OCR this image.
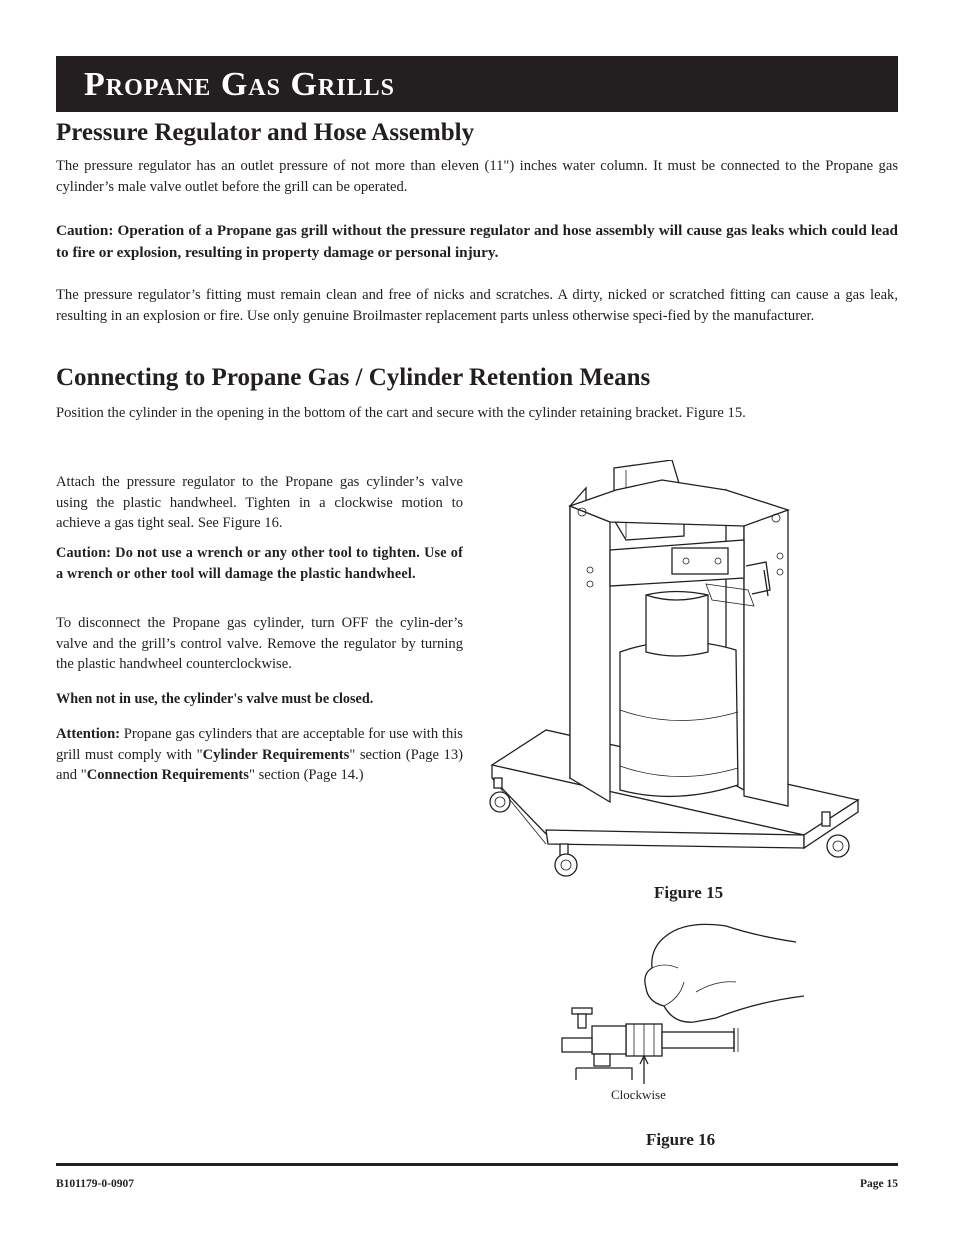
Propane Gas Grills
Pressure Regulator and Hose Assembly

The pressure regulator has an outlet pressure of not more than eleven (11") inches water column. It must be connected to the Propane gas cylinder’s male valve outlet before the grill can be operated.

Caution: Operation of a Propane gas grill without the pressure regulator and hose assembly will cause gas leaks which could lead to fire or explosion, resulting in property damage or personal injury.

The pressure regulator’s fitting must remain clean and free of nicks and scratches. A dirty, nicked or scratched fitting can cause a gas leak, resulting in an explosion or fire. Use only genuine Broilmaster replacement parts unless otherwise speci-fied by the manufacturer.

Connecting to Propane Gas / Cylinder Retention Means

Position the cylinder in the opening in the bottom of the cart and secure with the cylinder retaining bracket. Figure 15.

Attach the pressure regulator to the Propane gas cylinder’s valve using the plastic handwheel. Tighten in a clockwise motion to achieve a gas tight seal. See Figure 16.

Caution: Do not use a wrench or any other tool to tighten. Use of a wrench or other tool will damage the plastic handwheel.

To disconnect the Propane gas cylinder, turn OFF the cylin-der’s valve and the grill’s control valve. Remove the regulator by turning the plastic handwheel counterclockwise.

When not in use, the cylinder's valve must be closed.

Attention: Propane gas cylinders that are acceptable for use with this grill must comply with "Cylinder Requirements" section (Page 13) and "Connection Requirements" section (Page 14.)

Figure 15
Clockwise
Figure 16
B101179-0-0907	Page 15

### Your instructions
Give the entries again word for word, but skip the pictures.

### Output of the exercise
OCR this image.
Propane Gas Grills
Pressure Regulator and Hose Assembly

The pressure regulator has an outlet pressure of not more than eleven (11") inches water column. It must be connected to the Propane gas cylinder’s male valve outlet before the grill can be operated.

Caution: Operation of a Propane gas grill without the pressure regulator and hose assembly will cause gas leaks which could lead to fire or explosion, resulting in property damage or personal injury.

The pressure regulator’s fitting must remain clean and free of nicks and scratches. A dirty, nicked or scratched fitting can cause a gas leak, resulting in an explosion or fire. Use only genuine Broilmaster replacement parts unless otherwise speci-fied by the manufacturer.

Connecting to Propane Gas / Cylinder Retention Means

Position the cylinder in the opening in the bottom of the cart and secure with the cylinder retaining bracket. Figure 15.

Attach the pressure regulator to the Propane gas cylinder’s valve using the plastic handwheel. Tighten in a clockwise motion to achieve a gas tight seal. See Figure 16.

Caution: Do not use a wrench or any other tool to tighten. Use of a wrench or other tool will damage the plastic handwheel.

To disconnect the Propane gas cylinder, turn OFF the cylin-der’s valve and the grill’s control valve. Remove the regulator by turning the plastic handwheel counterclockwise.

When not in use, the cylinder's valve must be closed.

Attention: Propane gas cylinders that are acceptable for use with this grill must comply with "Cylinder Requirements" section (Page 13) and "Connection Requirements" section (Page 14.)

Figure 15
Clockwise
Figure 16
B101179-0-0907	Page 15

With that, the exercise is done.